### Written instruction
Output each entry below as it stands, leaving out every picture.

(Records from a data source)
───

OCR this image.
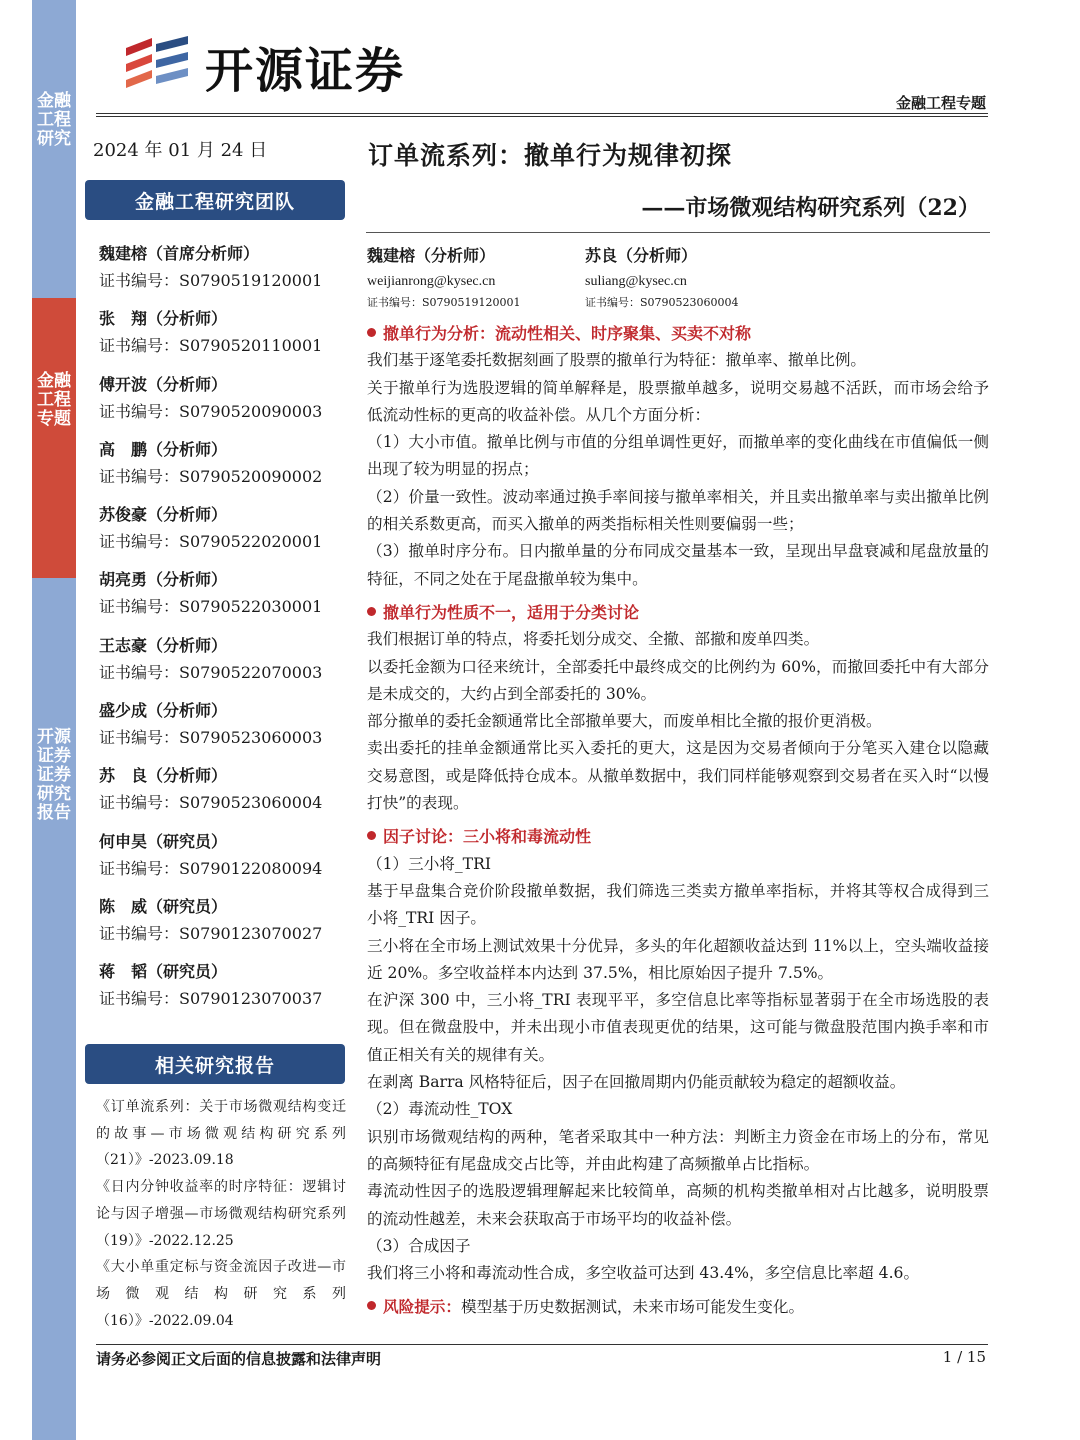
金融工程研究
金融工程专题
开源证券 证券研究报告
开源证券
金融工程专题
2024 年 01 月 24 日	订单流系列：撤单行为规律初探
——市场微观结构研究系列（22）
金融工程研究团队
魏建榕（首席分析师）
证书编号：S0790519120001
张　翔（分析师）
证书编号：S0790520110001
傅开波（分析师）
证书编号：S0790520090003
高　鹏（分析师）
证书编号：S0790520090002
苏俊豪（分析师）
证书编号：S0790522020001
胡亮勇（分析师）
证书编号：S0790522030001
王志豪（分析师）
证书编号：S0790522070003
盛少成（分析师）
证书编号：S0790523060003
苏　良（分析师）
证书编号：S0790523060004
何申昊（研究员）
证书编号：S0790122080094
陈　威（研究员）
证书编号：S0790123070027
蒋　韬（研究员）
证书编号：S0790123070037
相关研究报告
《订单流系列：关于市场微观结构变迁的故事—市场微观结构研究系列（21）》-2023.09.18
《日内分钟收益率的时序特征：逻辑讨论与因子增强—市场微观结构研究系列（19）》-2022.12.25
《大小单重定标与资金流因子改进—市场微观结构研究系列（16）》-2022.09.04
魏建榕（分析师）
weijianrong@kysec.cn
证书编号：S0790519120001
苏良（分析师）
suliang@kysec.cn
证书编号：S0790523060004

撤单行为分析：流动性相关、时序聚集、买卖不对称

我们基于逐笔委托数据刻画了股票的撤单行为特征：撤单率、撤单比例。

关于撤单行为选股逻辑的简单解释是，股票撤单越多，说明交易越不活跃，而市场会给予低流动性标的更高的收益补偿。从几个方面分析：

（1）大小市值。撤单比例与市值的分组单调性更好，而撤单率的变化曲线在市值偏低一侧出现了较为明显的拐点；

（2）价量一致性。波动率通过换手率间接与撤单率相关，并且卖出撤单率与卖出撤单比例的相关系数更高，而买入撤单的两类指标相关性则要偏弱一些；

（3）撤单时序分布。日内撤单量的分布同成交量基本一致，呈现出早盘衰减和尾盘放量的特征，不同之处在于尾盘撤单较为集中。

撤单行为性质不一，适用于分类讨论

我们根据订单的特点，将委托划分成交、全撤、部撤和废单四类。

以委托金额为口径来统计，全部委托中最终成交的比例约为 60%，而撤回委托中有大部分是未成交的，大约占到全部委托的 30%。

部分撤单的委托金额通常比全部撤单要大，而废单相比全撤的报价更消极。

卖出委托的挂单金额通常比买入委托的更大，这是因为交易者倾向于分笔买入建仓以隐藏交易意图，或是降低持仓成本。从撤单数据中，我们同样能够观察到交易者在买入时“以慢打快”的表现。

因子讨论：三小将和毒流动性

（1）三小将_TRI

基于早盘集合竞价阶段撤单数据，我们筛选三类卖方撤单率指标，并将其等权合成得到三小将_TRI 因子。

三小将在全市场上测试效果十分优异，多头的年化超额收益达到 11%以上，空头端收益接近 20%。多空收益样本内达到 37.5%，相比原始因子提升 7.5%。

在沪深 300 中，三小将_TRI 表现平平，多空信息比率等指标显著弱于在全市场选股的表现。但在微盘股中，并未出现小市值表现更优的结果，这可能与微盘股范围内换手率和市值正相关有关的规律有关。

在剥离 Barra 风格特征后，因子在回撤周期内仍能贡献较为稳定的超额收益。

（2）毒流动性_TOX

识别市场微观结构的两种，笔者采取其中一种方法：判断主力资金在市场上的分布，常见的高频特征有尾盘成交占比等，并由此构建了高频撤单占比指标。

毒流动性因子的选股逻辑理解起来比较简单，高频的机构类撤单相对占比越多，说明股票的流动性越差，未来会获取高于市场平均的收益补偿。

（3）合成因子

我们将三小将和毒流动性合成，多空收益可达到 43.4%，多空信息比率超 4.6。

风险提示：模型基于历史数据测试，未来市场可能发生变化。

请务必参阅正文后面的信息披露和法律声明	1 / 15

───

### Exercise response
OCR this image.
金融工程研究
金融工程专题
开源证券 证券研究报告
开源证券
金融工程专题
2024 年 01 月 24 日	订单流系列：撤单行为规律初探
——市场微观结构研究系列（22）
金融工程研究团队
魏建榕（首席分析师）
证书编号：S0790519120001
张　翔（分析师）
证书编号：S0790520110001
傅开波（分析师）
证书编号：S0790520090003
高　鹏（分析师）
证书编号：S0790520090002
苏俊豪（分析师）
证书编号：S0790522020001
胡亮勇（分析师）
证书编号：S0790522030001
王志豪（分析师）
证书编号：S0790522070003
盛少成（分析师）
证书编号：S0790523060003
苏　良（分析师）
证书编号：S0790523060004
何申昊（研究员）
证书编号：S0790122080094
陈　威（研究员）
证书编号：S0790123070027
蒋　韬（研究员）
证书编号：S0790123070037
相关研究报告
《订单流系列：关于市场微观结构变迁的故事—市场微观结构研究系列（21）》-2023.09.18
《日内分钟收益率的时序特征：逻辑讨论与因子增强—市场微观结构研究系列（19）》-2022.12.25
《大小单重定标与资金流因子改进—市场微观结构研究系列（16）》-2022.09.04
魏建榕（分析师）
weijianrong@kysec.cn
证书编号：S0790519120001
苏良（分析师）
suliang@kysec.cn
证书编号：S0790523060004

撤单行为分析：流动性相关、时序聚集、买卖不对称

我们基于逐笔委托数据刻画了股票的撤单行为特征：撤单率、撤单比例。

关于撤单行为选股逻辑的简单解释是，股票撤单越多，说明交易越不活跃，而市场会给予低流动性标的更高的收益补偿。从几个方面分析：

（1）大小市值。撤单比例与市值的分组单调性更好，而撤单率的变化曲线在市值偏低一侧出现了较为明显的拐点；

（2）价量一致性。波动率通过换手率间接与撤单率相关，并且卖出撤单率与卖出撤单比例的相关系数更高，而买入撤单的两类指标相关性则要偏弱一些；

（3）撤单时序分布。日内撤单量的分布同成交量基本一致，呈现出早盘衰减和尾盘放量的特征，不同之处在于尾盘撤单较为集中。

撤单行为性质不一，适用于分类讨论

我们根据订单的特点，将委托划分成交、全撤、部撤和废单四类。

以委托金额为口径来统计，全部委托中最终成交的比例约为 60%，而撤回委托中有大部分是未成交的，大约占到全部委托的 30%。

部分撤单的委托金额通常比全部撤单要大，而废单相比全撤的报价更消极。

卖出委托的挂单金额通常比买入委托的更大，这是因为交易者倾向于分笔买入建仓以隐藏交易意图，或是降低持仓成本。从撤单数据中，我们同样能够观察到交易者在买入时“以慢打快”的表现。

因子讨论：三小将和毒流动性

（1）三小将_TRI

基于早盘集合竞价阶段撤单数据，我们筛选三类卖方撤单率指标，并将其等权合成得到三小将_TRI 因子。

三小将在全市场上测试效果十分优异，多头的年化超额收益达到 11%以上，空头端收益接近 20%。多空收益样本内达到 37.5%，相比原始因子提升 7.5%。

在沪深 300 中，三小将_TRI 表现平平，多空信息比率等指标显著弱于在全市场选股的表现。但在微盘股中，并未出现小市值表现更优的结果，这可能与微盘股范围内换手率和市值正相关有关的规律有关。

在剥离 Barra 风格特征后，因子在回撤周期内仍能贡献较为稳定的超额收益。

（2）毒流动性_TOX

识别市场微观结构的两种，笔者采取其中一种方法：判断主力资金在市场上的分布，常见的高频特征有尾盘成交占比等，并由此构建了高频撤单占比指标。

毒流动性因子的选股逻辑理解起来比较简单，高频的机构类撤单相对占比越多，说明股票的流动性越差，未来会获取高于市场平均的收益补偿。

（3）合成因子

我们将三小将和毒流动性合成，多空收益可达到 43.4%，多空信息比率超 4.6。

风险提示：模型基于历史数据测试，未来市场可能发生变化。

请务必参阅正文后面的信息披露和法律声明	1 / 15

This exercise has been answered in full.